Faithfully return all lines, omitting every embedded picture.

▶ [Material provided]
▶

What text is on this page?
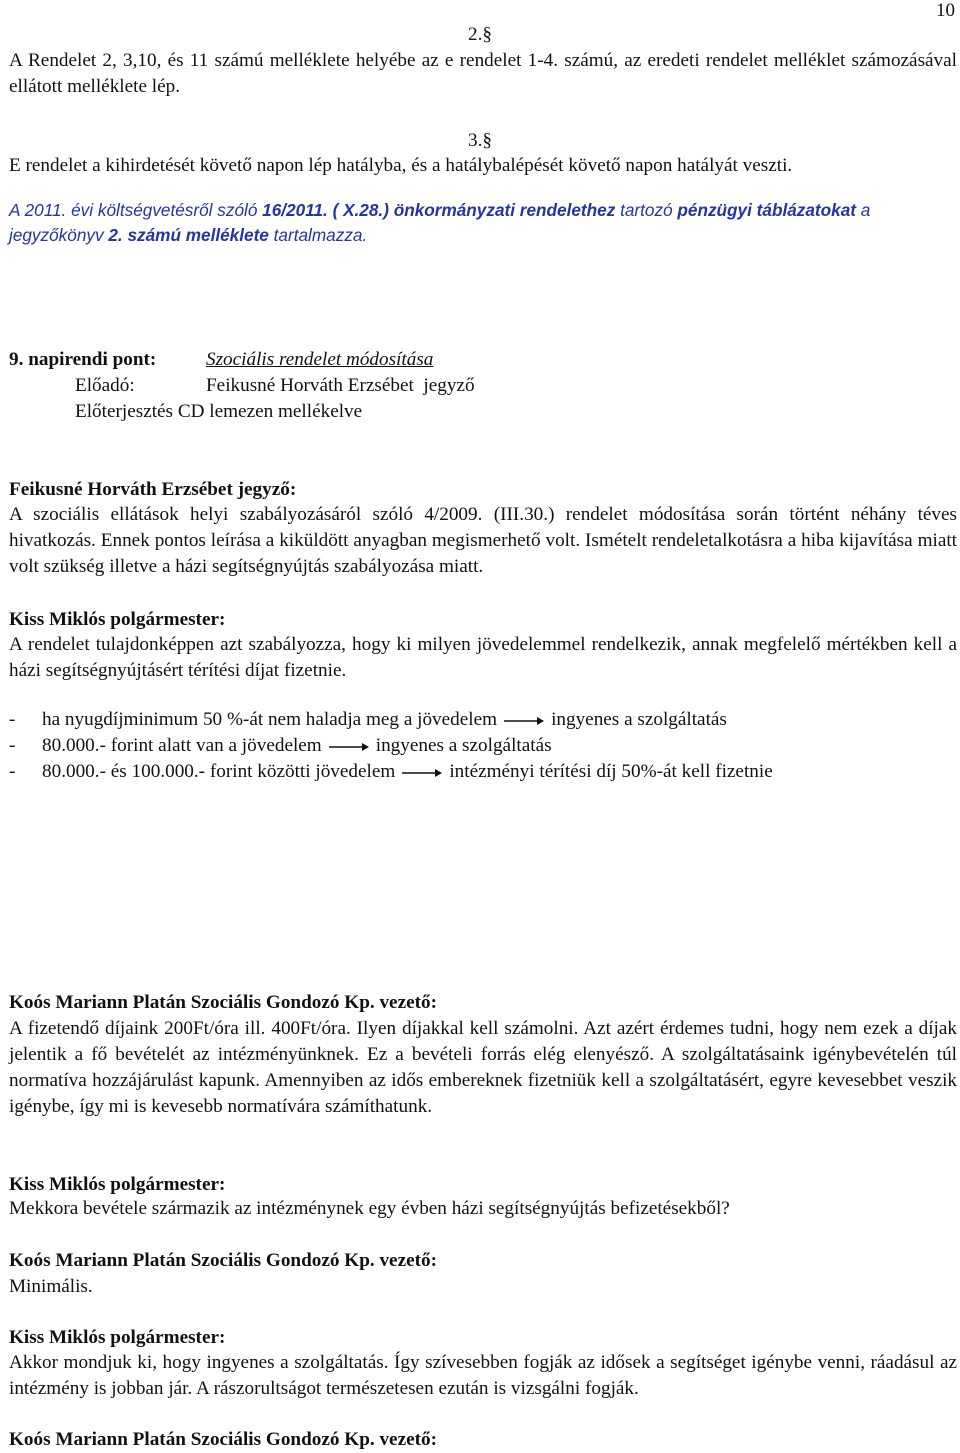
10
2.§
A Rendelet 2, 3,10, és 11 számú melléklete helyébe az e rendelet 1-4. számú, az eredeti rendelet melléklet számozásával ellátott melléklete lép.
3.§
E rendelet a kihirdetését követő napon lép hatályba, és a hatálybalépését követő napon hatályát veszti.
A 2011. évi költségvetésről szóló 16/2011. ( X.28.) önkormányzati rendelethez tartozó pénzügyi táblázatokat a jegyzőkönyv 2. számú melléklete tartalmazza.
9. napirendi pont:	Szociális rendelet módosítása
Előadó:	Feikusné Horváth Erzsébet  jegyző
Előterjesztés CD lemezen mellékelve
Feikusné Horváth Erzsébet jegyző:
A szociális ellátások helyi szabályozásáról szóló 4/2009. (III.30.) rendelet módosítása során történt néhány téves hivatkozás. Ennek pontos leírása a kiküldött anyagban megismerhető volt. Ismételt rendeletalkotásra a hiba kijavítása miatt volt szükség illetve a házi segítségnyújtás szabályozása miatt.
Kiss Miklós polgármester:
A rendelet tulajdonképpen azt szabályozza, hogy ki milyen jövedelemmel rendelkezik, annak megfelelő mértékben kell a házi segítségnyújtásért térítési díjat fizetnie.
- ha nyugdíjminimum 50 %-át nem haladja meg a jövedelem	ingyenes a szolgáltatás
- 80.000.- forint alatt van a jövedelem	ingyenes a szolgáltatás
- 80.000.- és 100.000.- forint közötti jövedelem	intézményi térítési díj 50%-át kell fizetnie
Koós Mariann Platán Szociális Gondozó Kp. vezető:
A fizetendő díjaink 200Ft/óra ill. 400Ft/óra. Ilyen díjakkal kell számolni. Azt azért érdemes tudni, hogy nem ezek a díjak jelentik a fő bevételét az intézményünknek. Ez a bevételi forrás elég elenyésző. A szolgáltatásaink igénybevételén túl normatíva hozzájárulást kapunk. Amennyiben az idős embereknek fizetniük kell a szolgáltatásért, egyre kevesebbet veszik igénybe, így mi is kevesebb normatívára számíthatunk.
Kiss Miklós polgármester:
Mekkora bevétele származik az intézménynek egy évben házi segítségnyújtás befizetésekből?
Koós Mariann Platán Szociális Gondozó Kp. vezető:
Minimális.
Kiss Miklós polgármester:
Akkor mondjuk ki, hogy ingyenes a szolgáltatás. Így szívesebben fogják az idősek a segítséget igénybe venni, ráadásul az intézmény is jobban jár. A rászorultságot természetesen ezután is vizsgálni fogják.
Koós Mariann Platán Szociális Gondozó Kp. vezető:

◀

▶ [Task solution]
What text is on this page?
10
2.§
A Rendelet 2, 3,10, és 11 számú melléklete helyébe az e rendelet 1-4. számú, az eredeti rendelet melléklet számozásával ellátott melléklete lép.
3.§
E rendelet a kihirdetését követő napon lép hatályba, és a hatálybalépését követő napon hatályát veszti.
A 2011. évi költségvetésről szóló 16/2011. ( X.28.) önkormányzati rendelethez tartozó pénzügyi táblázatokat a jegyzőkönyv 2. számú melléklete tartalmazza.
9. napirendi pont:	Szociális rendelet módosítása
Előadó:	Feikusné Horváth Erzsébet  jegyző
Előterjesztés CD lemezen mellékelve
Feikusné Horváth Erzsébet jegyző:
A szociális ellátások helyi szabályozásáról szóló 4/2009. (III.30.) rendelet módosítása során történt néhány téves hivatkozás. Ennek pontos leírása a kiküldött anyagban megismerhető volt. Ismételt rendeletalkotásra a hiba kijavítása miatt volt szükség illetve a házi segítségnyújtás szabályozása miatt.
Kiss Miklós polgármester:
A rendelet tulajdonképpen azt szabályozza, hogy ki milyen jövedelemmel rendelkezik, annak megfelelő mértékben kell a házi segítségnyújtásért térítési díjat fizetnie.
- ha nyugdíjminimum 50 %-át nem haladja meg a jövedelem	ingyenes a szolgáltatás
- 80.000.- forint alatt van a jövedelem	ingyenes a szolgáltatás
- 80.000.- és 100.000.- forint közötti jövedelem	intézményi térítési díj 50%-át kell fizetnie
Koós Mariann Platán Szociális Gondozó Kp. vezető:
A fizetendő díjaink 200Ft/óra ill. 400Ft/óra. Ilyen díjakkal kell számolni. Azt azért érdemes tudni, hogy nem ezek a díjak jelentik a fő bevételét az intézményünknek. Ez a bevételi forrás elég elenyésző. A szolgáltatásaink igénybevételén túl normatíva hozzájárulást kapunk. Amennyiben az idős embereknek fizetniük kell a szolgáltatásért, egyre kevesebbet veszik igénybe, így mi is kevesebb normatívára számíthatunk.
Kiss Miklós polgármester:
Mekkora bevétele származik az intézménynek egy évben házi segítségnyújtás befizetésekből?
Koós Mariann Platán Szociális Gondozó Kp. vezető:
Minimális.
Kiss Miklós polgármester:
Akkor mondjuk ki, hogy ingyenes a szolgáltatás. Így szívesebben fogják az idősek a segítséget igénybe venni, ráadásul az intézmény is jobban jár. A rászorultságot természetesen ezután is vizsgálni fogják.
Koós Mariann Platán Szociális Gondozó Kp. vezető:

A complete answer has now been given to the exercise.